━━ DATASET ROWS

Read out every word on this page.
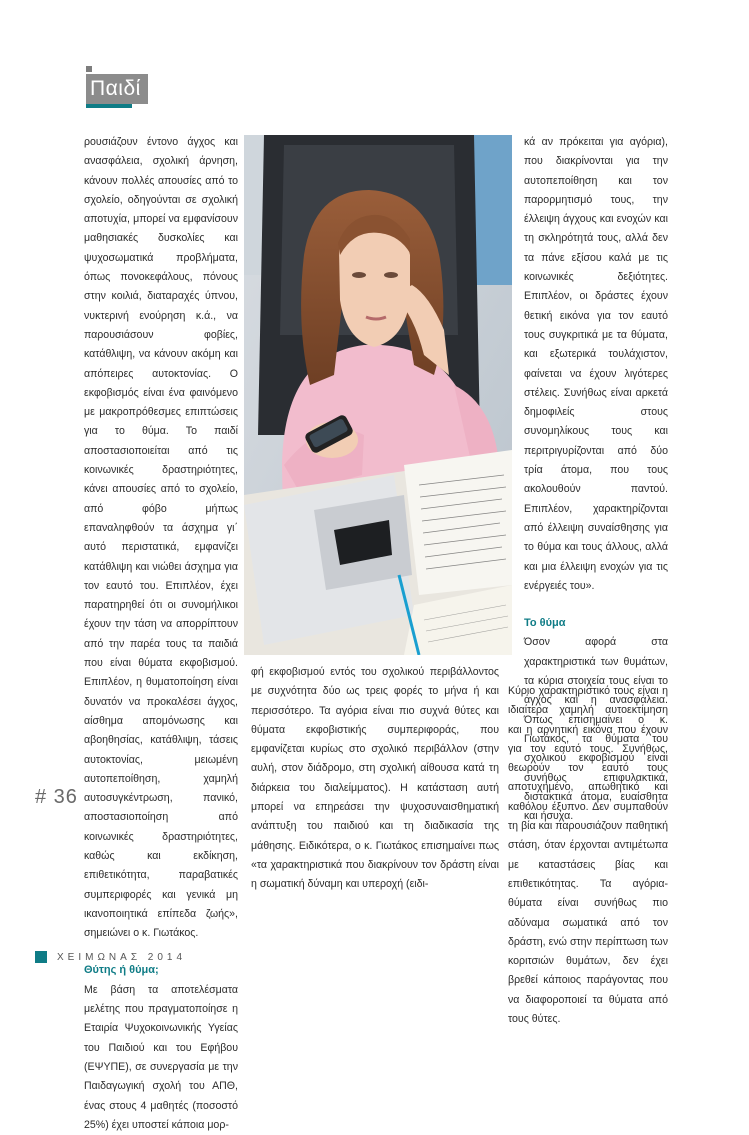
Παιδί

ρουσιάζουν έντονο άγχος και ανασφάλεια, σχολική άρνηση, κάνουν πολλές απουσίες από το σχολείο, οδηγούνται σε σχολική αποτυχία, μπορεί να εμφανίσουν μαθησιακές δυσκολίες και ψυχοσωματικά προβλήματα, όπως πονοκεφάλους, πόνους στην κοιλιά, διαταραχές ύπνου, νυκτερινή ενούρηση κ.ά., να παρουσιάσουν φοβίες, κατάθλιψη, να κάνουν ακόμη και απόπειρες αυτοκτονίας. Ο εκφοβισμός είναι ένα φαινόμενο με μακροπρόθεσμες επιπτώσεις για το θύμα. Το παιδί αποστασιοποιείται από τις κοινωνικές δραστηριότητες, κάνει απουσίες από το σχολείο, από φόβο μήπως επαναληφθούν τα άσχημα γι΄ αυτό περιστατικά, εμφανίζει κατάθλιψη και νιώθει άσχημα για τον εαυτό του. Επιπλέον, έχει παρατηρηθεί ότι οι συνομήλικοι έχουν την τάση να απορρίπτουν από την παρέα τους τα παιδιά που είναι θύματα εκφοβισμού. Επιπλέον, η θυματοποίηση είναι δυνατόν να προκαλέσει άγχος, αίσθημα απομόνωσης και αβοηθησίας, κατάθλιψη, τάσεις αυτοκτονίας, μειωμένη αυτοπεποίθηση, χαμηλή αυτοσυγκέντρωση, πανικό, αποστασιοποίηση από κοινωνικές δραστηριότητες, καθώς και εκδίκηση, επιθετικότητα, παραβατικές συμπεριφορές και γενικά μη ικανοποιητικά επίπεδα ζωής», σημειώνει ο κ. Γιωτάκος.

Θύτης ή θύμα;

Με βάση τα αποτελέσματα μελέτης που πραγματοποίησε η Εταιρία Ψυχοκοινωνικής Υγείας του Παιδιού και του Εφήβου (ΕΨΥΠΕ), σε συνεργασία με την Παιδαγωγική σχολή του ΑΠΘ, ένας στους 4 μαθητές (ποσοστό 25%) έχει υποστεί κάποια μορ-

φή εκφοβισμού εντός του σχολικού περιβάλλοντος με συχνότητα δύο ως τρεις φορές το μήνα ή και περισσότερο. Τα αγόρια είναι πιο συχνά θύτες και θύματα εκφοβιστικής συμπεριφοράς, που εμφανίζεται κυρίως στο σχολικό περιβάλλον (στην αυλή, στον διάδρομο, στη σχολική αίθουσα κατά τη διάρκεια του διαλείμματος). Η κατάσταση αυτή μπορεί να επηρεάσει την ψυχοσυναισθηματική ανάπτυξη του παιδιού και τη διαδικασία της μάθησης. Ειδικότερα, ο κ. Γιωτάκος επισημαίνει πως «τα χαρακτηριστικά που διακρίνουν τον δράστη είναι η σωματική δύναμη και υπεροχή (ειδι-

κά αν πρόκειται για αγόρια), που διακρίνονται για την αυτοπεποίθηση και τον παρορμητισμό τους, την έλλειψη άγχους και ενοχών και τη σκληρότητά τους, αλλά δεν τα πάνε εξίσου καλά με τις κοινωνικές δεξιότητες. Επιπλέον, οι δράστες έχουν θετική εικόνα για τον εαυτό τους συγκριτικά με τα θύματα, και εξωτερικά τουλάχιστον, φαίνεται να έχουν λιγότερες στέλεις. Συνήθως είναι αρκετά δημοφιλείς στους συνομηλίκους τους και περιτριγυρίζονται από δύο τρία άτομα, που τους ακολουθούν παντού. Επιπλέον, χαρακτηρίζονται από έλλειψη συναίσθησης για το θύμα και τους άλλους, αλλά και μια έλλειψη ενοχών για τις ενέργειές του».

Το θύμα

Όσον αφορά στα χαρακτηριστικά των θυμάτων, τα κύρια στοιχεία τους είναι το άγχος και η ανασφάλεια. Όπως επισημαίνει ο κ. Γιωτάκος, τα θύματα του σχολικού εκφοβισμού είναι συνήθως επιφυλακτικά, διστακτικά άτομα, ευαίσθητα και ήσυχα.

Κύριο χαρακτηριστικό τους είναι η ιδιαίτερα χαμηλή αυτοεκτίμηση και η αρνητική εικόνα που έχουν για τον εαυτό τους. Συνήθως, θεωρούν τον εαυτό τους αποτυχημένο, απωθητικό και καθόλου έξυπνο. Δεν συμπαθούν τη βία και παρουσιάζουν παθητική στάση, όταν έρχονται αντιμέτωπα με καταστάσεις βίας και επιθετικότητας. Τα αγόρια- θύματα είναι συνήθως πιο αδύναμα σωματικά από τον δράστη, ενώ στην περίπτωση των κοριτσιών θυμάτων, δεν έχει βρεθεί κάποιος παράγοντας που να διαφοροποιεί τα θύματα από τους θύτες.

# 36
ΧΕΙΜΩΝΑΣ 2014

━━━━

§ TO DO
Repeat each entry exactly as given; no pictures belong in the copy.

§ WRITTEN RESPONSE
Read out every word on this page.
Παιδί

ρουσιάζουν έντονο άγχος και ανασφάλεια, σχολική άρνηση, κάνουν πολλές απουσίες από το σχολείο, οδηγούνται σε σχολική αποτυχία, μπορεί να εμφανίσουν μαθησιακές δυσκολίες και ψυχοσωματικά προβλήματα, όπως πονοκεφάλους, πόνους στην κοιλιά, διαταραχές ύπνου, νυκτερινή ενούρηση κ.ά., να παρουσιάσουν φοβίες, κατάθλιψη, να κάνουν ακόμη και απόπειρες αυτοκτονίας. Ο εκφοβισμός είναι ένα φαινόμενο με μακροπρόθεσμες επιπτώσεις για το θύμα. Το παιδί αποστασιοποιείται από τις κοινωνικές δραστηριότητες, κάνει απουσίες από το σχολείο, από φόβο μήπως επαναληφθούν τα άσχημα γι΄ αυτό περιστατικά, εμφανίζει κατάθλιψη και νιώθει άσχημα για τον εαυτό του. Επιπλέον, έχει παρατηρηθεί ότι οι συνομήλικοι έχουν την τάση να απορρίπτουν από την παρέα τους τα παιδιά που είναι θύματα εκφοβισμού. Επιπλέον, η θυματοποίηση είναι δυνατόν να προκαλέσει άγχος, αίσθημα απομόνωσης και αβοηθησίας, κατάθλιψη, τάσεις αυτοκτονίας, μειωμένη αυτοπεποίθηση, χαμηλή αυτοσυγκέντρωση, πανικό, αποστασιοποίηση από κοινωνικές δραστηριότητες, καθώς και εκδίκηση, επιθετικότητα, παραβατικές συμπεριφορές και γενικά μη ικανοποιητικά επίπεδα ζωής», σημειώνει ο κ. Γιωτάκος.

Θύτης ή θύμα;

Με βάση τα αποτελέσματα μελέτης που πραγματοποίησε η Εταιρία Ψυχοκοινωνικής Υγείας του Παιδιού και του Εφήβου (ΕΨΥΠΕ), σε συνεργασία με την Παιδαγωγική σχολή του ΑΠΘ, ένας στους 4 μαθητές (ποσοστό 25%) έχει υποστεί κάποια μορ-

φή εκφοβισμού εντός του σχολικού περιβάλλοντος με συχνότητα δύο ως τρεις φορές το μήνα ή και περισσότερο. Τα αγόρια είναι πιο συχνά θύτες και θύματα εκφοβιστικής συμπεριφοράς, που εμφανίζεται κυρίως στο σχολικό περιβάλλον (στην αυλή, στον διάδρομο, στη σχολική αίθουσα κατά τη διάρκεια του διαλείμματος). Η κατάσταση αυτή μπορεί να επηρεάσει την ψυχοσυναισθηματική ανάπτυξη του παιδιού και τη διαδικασία της μάθησης. Ειδικότερα, ο κ. Γιωτάκος επισημαίνει πως «τα χαρακτηριστικά που διακρίνουν τον δράστη είναι η σωματική δύναμη και υπεροχή (ειδι-

κά αν πρόκειται για αγόρια), που διακρίνονται για την αυτοπεποίθηση και τον παρορμητισμό τους, την έλλειψη άγχους και ενοχών και τη σκληρότητά τους, αλλά δεν τα πάνε εξίσου καλά με τις κοινωνικές δεξιότητες. Επιπλέον, οι δράστες έχουν θετική εικόνα για τον εαυτό τους συγκριτικά με τα θύματα, και εξωτερικά τουλάχιστον, φαίνεται να έχουν λιγότερες στέλεις. Συνήθως είναι αρκετά δημοφιλείς στους συνομηλίκους τους και περιτριγυρίζονται από δύο τρία άτομα, που τους ακολουθούν παντού. Επιπλέον, χαρακτηρίζονται από έλλειψη συναίσθησης για το θύμα και τους άλλους, αλλά και μια έλλειψη ενοχών για τις ενέργειές του».

Το θύμα

Όσον αφορά στα χαρακτηριστικά των θυμάτων, τα κύρια στοιχεία τους είναι το άγχος και η ανασφάλεια. Όπως επισημαίνει ο κ. Γιωτάκος, τα θύματα του σχολικού εκφοβισμού είναι συνήθως επιφυλακτικά, διστακτικά άτομα, ευαίσθητα και ήσυχα.

Κύριο χαρακτηριστικό τους είναι η ιδιαίτερα χαμηλή αυτοεκτίμηση και η αρνητική εικόνα που έχουν για τον εαυτό τους. Συνήθως, θεωρούν τον εαυτό τους αποτυχημένο, απωθητικό και καθόλου έξυπνο. Δεν συμπαθούν τη βία και παρουσιάζουν παθητική στάση, όταν έρχονται αντιμέτωπα με καταστάσεις βίας και επιθετικότητας. Τα αγόρια- θύματα είναι συνήθως πιο αδύναμα σωματικά από τον δράστη, ενώ στην περίπτωση των κοριτσιών θυμάτων, δεν έχει βρεθεί κάποιος παράγοντας που να διαφοροποιεί τα θύματα από τους θύτες.

# 36
ΧΕΙΜΩΝΑΣ 2014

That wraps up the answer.